§ Extracted material:
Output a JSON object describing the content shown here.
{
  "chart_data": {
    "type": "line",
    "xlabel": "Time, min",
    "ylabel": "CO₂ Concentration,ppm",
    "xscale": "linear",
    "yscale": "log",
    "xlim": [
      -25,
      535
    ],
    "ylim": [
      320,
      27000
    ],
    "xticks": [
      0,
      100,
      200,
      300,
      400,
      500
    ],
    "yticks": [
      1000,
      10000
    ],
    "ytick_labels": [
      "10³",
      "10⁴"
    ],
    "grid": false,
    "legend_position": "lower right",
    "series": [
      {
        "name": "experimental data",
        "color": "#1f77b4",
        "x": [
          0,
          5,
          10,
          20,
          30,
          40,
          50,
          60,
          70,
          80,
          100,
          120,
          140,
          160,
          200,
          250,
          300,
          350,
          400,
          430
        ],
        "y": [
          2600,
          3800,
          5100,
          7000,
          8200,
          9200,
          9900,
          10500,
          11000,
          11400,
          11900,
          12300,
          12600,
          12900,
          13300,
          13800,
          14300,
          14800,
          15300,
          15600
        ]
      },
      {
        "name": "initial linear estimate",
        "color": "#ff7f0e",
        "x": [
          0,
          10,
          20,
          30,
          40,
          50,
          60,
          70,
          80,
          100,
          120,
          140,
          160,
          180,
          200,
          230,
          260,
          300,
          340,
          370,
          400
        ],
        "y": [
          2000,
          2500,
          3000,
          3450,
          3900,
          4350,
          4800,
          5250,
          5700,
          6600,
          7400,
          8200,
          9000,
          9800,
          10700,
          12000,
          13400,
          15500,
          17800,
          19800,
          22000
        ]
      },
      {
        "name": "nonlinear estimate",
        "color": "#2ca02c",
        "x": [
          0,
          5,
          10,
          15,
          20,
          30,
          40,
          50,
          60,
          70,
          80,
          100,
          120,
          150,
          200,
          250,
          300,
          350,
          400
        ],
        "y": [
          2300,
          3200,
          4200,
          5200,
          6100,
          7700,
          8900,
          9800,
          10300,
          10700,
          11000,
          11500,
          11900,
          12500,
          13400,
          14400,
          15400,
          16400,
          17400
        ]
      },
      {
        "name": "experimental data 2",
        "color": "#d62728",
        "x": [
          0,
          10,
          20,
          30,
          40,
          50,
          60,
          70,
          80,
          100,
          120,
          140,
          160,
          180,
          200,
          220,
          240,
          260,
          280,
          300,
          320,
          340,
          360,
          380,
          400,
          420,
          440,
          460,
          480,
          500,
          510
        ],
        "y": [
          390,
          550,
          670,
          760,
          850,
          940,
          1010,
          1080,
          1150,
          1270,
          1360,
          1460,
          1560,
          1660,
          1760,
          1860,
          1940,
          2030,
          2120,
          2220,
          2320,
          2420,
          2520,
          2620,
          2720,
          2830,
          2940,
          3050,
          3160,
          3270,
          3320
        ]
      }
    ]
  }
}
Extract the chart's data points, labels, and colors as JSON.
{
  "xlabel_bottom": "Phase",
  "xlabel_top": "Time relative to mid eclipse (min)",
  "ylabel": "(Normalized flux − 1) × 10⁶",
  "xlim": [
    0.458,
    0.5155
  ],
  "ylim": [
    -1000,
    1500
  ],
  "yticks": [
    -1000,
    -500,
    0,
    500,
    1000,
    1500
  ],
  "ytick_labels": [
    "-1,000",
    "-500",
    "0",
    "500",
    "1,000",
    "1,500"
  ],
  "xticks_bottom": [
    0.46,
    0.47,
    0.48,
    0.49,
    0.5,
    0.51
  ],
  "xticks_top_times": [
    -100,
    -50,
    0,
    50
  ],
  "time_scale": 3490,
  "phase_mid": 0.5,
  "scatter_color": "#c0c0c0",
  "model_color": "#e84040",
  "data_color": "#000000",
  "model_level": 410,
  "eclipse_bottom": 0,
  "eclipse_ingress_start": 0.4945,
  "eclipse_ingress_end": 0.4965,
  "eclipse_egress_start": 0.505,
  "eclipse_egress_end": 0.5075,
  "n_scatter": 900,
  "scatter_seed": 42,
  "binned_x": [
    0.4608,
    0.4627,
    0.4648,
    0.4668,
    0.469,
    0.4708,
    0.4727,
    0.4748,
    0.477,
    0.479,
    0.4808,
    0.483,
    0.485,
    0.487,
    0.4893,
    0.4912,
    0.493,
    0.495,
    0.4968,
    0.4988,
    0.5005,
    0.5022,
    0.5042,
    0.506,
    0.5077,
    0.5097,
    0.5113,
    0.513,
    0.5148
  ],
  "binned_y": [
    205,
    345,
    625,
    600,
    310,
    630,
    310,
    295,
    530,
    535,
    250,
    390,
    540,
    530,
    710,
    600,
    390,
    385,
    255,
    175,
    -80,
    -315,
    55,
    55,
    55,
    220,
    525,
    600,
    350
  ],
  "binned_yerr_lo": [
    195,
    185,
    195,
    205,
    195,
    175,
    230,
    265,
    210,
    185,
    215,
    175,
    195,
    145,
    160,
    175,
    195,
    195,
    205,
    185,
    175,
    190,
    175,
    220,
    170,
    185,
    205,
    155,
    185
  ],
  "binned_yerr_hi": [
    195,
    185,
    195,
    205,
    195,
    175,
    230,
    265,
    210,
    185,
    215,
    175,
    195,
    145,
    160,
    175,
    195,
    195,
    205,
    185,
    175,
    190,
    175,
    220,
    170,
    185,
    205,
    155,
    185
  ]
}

§ Aim of the task:
Extract all of the data above without altering anything.

§ Expected answer:
Output a JSON object describing the content shown here.
{
  "chart_data": {
    "type": "line",
    "xlabel": "Time, min",
    "ylabel": "CO₂ Concentration,ppm",
    "xscale": "linear",
    "yscale": "log",
    "xlim": [
      -25,
      535
    ],
    "ylim": [
      320,
      27000
    ],
    "xticks": [
      0,
      100,
      200,
      300,
      400,
      500
    ],
    "yticks": [
      1000,
      10000
    ],
    "ytick_labels": [
      "10³",
      "10⁴"
    ],
    "grid": false,
    "legend_position": "lower right",
    "series": [
      {
        "name": "experimental data",
        "color": "#1f77b4",
        "x": [
          0,
          5,
          10,
          20,
          30,
          40,
          50,
          60,
          70,
          80,
          100,
          120,
          140,
          160,
          200,
          250,
          300,
          350,
          400,
          430
        ],
        "y": [
          2600,
          3800,
          5100,
          7000,
          8200,
          9200,
          9900,
          10500,
          11000,
          11400,
          11900,
          12300,
          12600,
          12900,
          13300,
          13800,
          14300,
          14800,
          15300,
          15600
        ]
      },
      {
        "name": "initial linear estimate",
        "color": "#ff7f0e",
        "x": [
          0,
          10,
          20,
          30,
          40,
          50,
          60,
          70,
          80,
          100,
          120,
          140,
          160,
          180,
          200,
          230,
          260,
          300,
          340,
          370,
          400
        ],
        "y": [
          2000,
          2500,
          3000,
          3450,
          3900,
          4350,
          4800,
          5250,
          5700,
          6600,
          7400,
          8200,
          9000,
          9800,
          10700,
          12000,
          13400,
          15500,
          17800,
          19800,
          22000
        ]
      },
      {
        "name": "nonlinear estimate",
        "color": "#2ca02c",
        "x": [
          0,
          5,
          10,
          15,
          20,
          30,
          40,
          50,
          60,
          70,
          80,
          100,
          120,
          150,
          200,
          250,
          300,
          350,
          400
        ],
        "y": [
          2300,
          3200,
          4200,
          5200,
          6100,
          7700,
          8900,
          9800,
          10300,
          10700,
          11000,
          11500,
          11900,
          12500,
          13400,
          14400,
          15400,
          16400,
          17400
        ]
      },
      {
        "name": "experimental data 2",
        "color": "#d62728",
        "x": [
          0,
          10,
          20,
          30,
          40,
          50,
          60,
          70,
          80,
          100,
          120,
          140,
          160,
          180,
          200,
          220,
          240,
          260,
          280,
          300,
          320,
          340,
          360,
          380,
          400,
          420,
          440,
          460,
          480,
          500,
          510
        ],
        "y": [
          390,
          550,
          670,
          760,
          850,
          940,
          1010,
          1080,
          1150,
          1270,
          1360,
          1460,
          1560,
          1660,
          1760,
          1860,
          1940,
          2030,
          2120,
          2220,
          2320,
          2420,
          2520,
          2620,
          2720,
          2830,
          2940,
          3050,
          3160,
          3270,
          3320
        ]
      }
    ]
  }
}
Extract the chart's data points, labels, and colors as JSON.
{
  "xlabel_bottom": "Phase",
  "xlabel_top": "Time relative to mid eclipse (min)",
  "ylabel": "(Normalized flux − 1) × 10⁶",
  "xlim": [
    0.458,
    0.5155
  ],
  "ylim": [
    -1000,
    1500
  ],
  "yticks": [
    -1000,
    -500,
    0,
    500,
    1000,
    1500
  ],
  "ytick_labels": [
    "-1,000",
    "-500",
    "0",
    "500",
    "1,000",
    "1,500"
  ],
  "xticks_bottom": [
    0.46,
    0.47,
    0.48,
    0.49,
    0.5,
    0.51
  ],
  "xticks_top_times": [
    -100,
    -50,
    0,
    50
  ],
  "time_scale": 3490,
  "phase_mid": 0.5,
  "scatter_color": "#c0c0c0",
  "model_color": "#e84040",
  "data_color": "#000000",
  "model_level": 410,
  "eclipse_bottom": 0,
  "eclipse_ingress_start": 0.4945,
  "eclipse_ingress_end": 0.4965,
  "eclipse_egress_start": 0.505,
  "eclipse_egress_end": 0.5075,
  "n_scatter": 900,
  "scatter_seed": 42,
  "binned_x": [
    0.4608,
    0.4627,
    0.4648,
    0.4668,
    0.469,
    0.4708,
    0.4727,
    0.4748,
    0.477,
    0.479,
    0.4808,
    0.483,
    0.485,
    0.487,
    0.4893,
    0.4912,
    0.493,
    0.495,
    0.4968,
    0.4988,
    0.5005,
    0.5022,
    0.5042,
    0.506,
    0.5077,
    0.5097,
    0.5113,
    0.513,
    0.5148
  ],
  "binned_y": [
    205,
    345,
    625,
    600,
    310,
    630,
    310,
    295,
    530,
    535,
    250,
    390,
    540,
    530,
    710,
    600,
    390,
    385,
    255,
    175,
    -80,
    -315,
    55,
    55,
    55,
    220,
    525,
    600,
    350
  ],
  "binned_yerr_lo": [
    195,
    185,
    195,
    205,
    195,
    175,
    230,
    265,
    210,
    185,
    215,
    175,
    195,
    145,
    160,
    175,
    195,
    195,
    205,
    185,
    175,
    190,
    175,
    220,
    170,
    185,
    205,
    155,
    185
  ],
  "binned_yerr_hi": [
    195,
    185,
    195,
    205,
    195,
    175,
    230,
    265,
    210,
    185,
    215,
    175,
    195,
    145,
    160,
    175,
    195,
    195,
    205,
    185,
    175,
    190,
    175,
    220,
    170,
    185,
    205,
    155,
    185
  ]
}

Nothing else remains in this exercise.